╭──
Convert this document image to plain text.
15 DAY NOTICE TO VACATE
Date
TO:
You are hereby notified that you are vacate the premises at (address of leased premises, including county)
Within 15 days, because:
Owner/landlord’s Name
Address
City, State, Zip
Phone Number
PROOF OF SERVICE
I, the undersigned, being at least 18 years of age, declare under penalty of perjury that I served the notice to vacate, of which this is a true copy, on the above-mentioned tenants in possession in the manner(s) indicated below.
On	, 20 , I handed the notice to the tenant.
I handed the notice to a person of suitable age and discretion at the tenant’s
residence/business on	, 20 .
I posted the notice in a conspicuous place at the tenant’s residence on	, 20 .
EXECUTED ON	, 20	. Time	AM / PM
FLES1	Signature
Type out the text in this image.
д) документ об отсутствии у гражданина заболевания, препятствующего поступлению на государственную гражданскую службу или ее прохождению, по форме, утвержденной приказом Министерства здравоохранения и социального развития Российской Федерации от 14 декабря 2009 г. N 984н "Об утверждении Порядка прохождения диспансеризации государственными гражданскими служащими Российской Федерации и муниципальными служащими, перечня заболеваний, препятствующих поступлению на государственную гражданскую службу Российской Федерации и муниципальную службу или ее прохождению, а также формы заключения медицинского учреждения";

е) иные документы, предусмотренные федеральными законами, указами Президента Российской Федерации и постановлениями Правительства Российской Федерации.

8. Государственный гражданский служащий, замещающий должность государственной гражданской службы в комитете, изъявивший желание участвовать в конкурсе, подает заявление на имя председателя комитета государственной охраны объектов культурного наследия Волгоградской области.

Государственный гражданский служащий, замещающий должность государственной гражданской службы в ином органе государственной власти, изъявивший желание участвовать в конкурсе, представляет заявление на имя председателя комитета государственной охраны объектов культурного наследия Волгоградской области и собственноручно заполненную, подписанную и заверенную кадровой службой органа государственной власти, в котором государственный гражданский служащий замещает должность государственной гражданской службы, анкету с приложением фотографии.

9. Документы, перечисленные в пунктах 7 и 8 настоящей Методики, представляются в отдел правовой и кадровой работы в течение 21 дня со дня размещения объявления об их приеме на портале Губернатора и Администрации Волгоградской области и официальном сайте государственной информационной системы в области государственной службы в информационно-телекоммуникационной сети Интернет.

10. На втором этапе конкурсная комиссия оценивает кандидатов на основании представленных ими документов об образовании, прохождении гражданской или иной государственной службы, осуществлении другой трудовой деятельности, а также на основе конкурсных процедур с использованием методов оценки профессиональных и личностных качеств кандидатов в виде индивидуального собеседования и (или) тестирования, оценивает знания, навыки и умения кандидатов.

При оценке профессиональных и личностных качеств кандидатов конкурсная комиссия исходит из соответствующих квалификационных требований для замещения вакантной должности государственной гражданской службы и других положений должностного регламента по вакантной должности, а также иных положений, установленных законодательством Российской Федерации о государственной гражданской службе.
╰──
*PROBLEM REQUIREMENTS*: Return each line among the entries that holds the word "служащий".

*TASK RESULT*:
8. Государственный гражданский служащий, замещающий должность государственной гражданской службы в комитете, изъявивший желание участвовать в конкурсе, подает заявление на имя председателя комитета государственной охраны объектов культурного наследия Волгоградской области.
Государственный гражданский служащий, замещающий должность государственной гражданской службы в ином органе государственной власти, изъявивший желание участвовать в конкурсе, представляет заявление на имя председателя комитета государственной охраны объектов культурного наследия Волгоградской области и собственноручно заполненную, подписанную и заверенную кадровой службой органа государственной власти, в котором государственный гражданский служащий замещает должность государственной гражданской службы, анкету с приложением фотографии.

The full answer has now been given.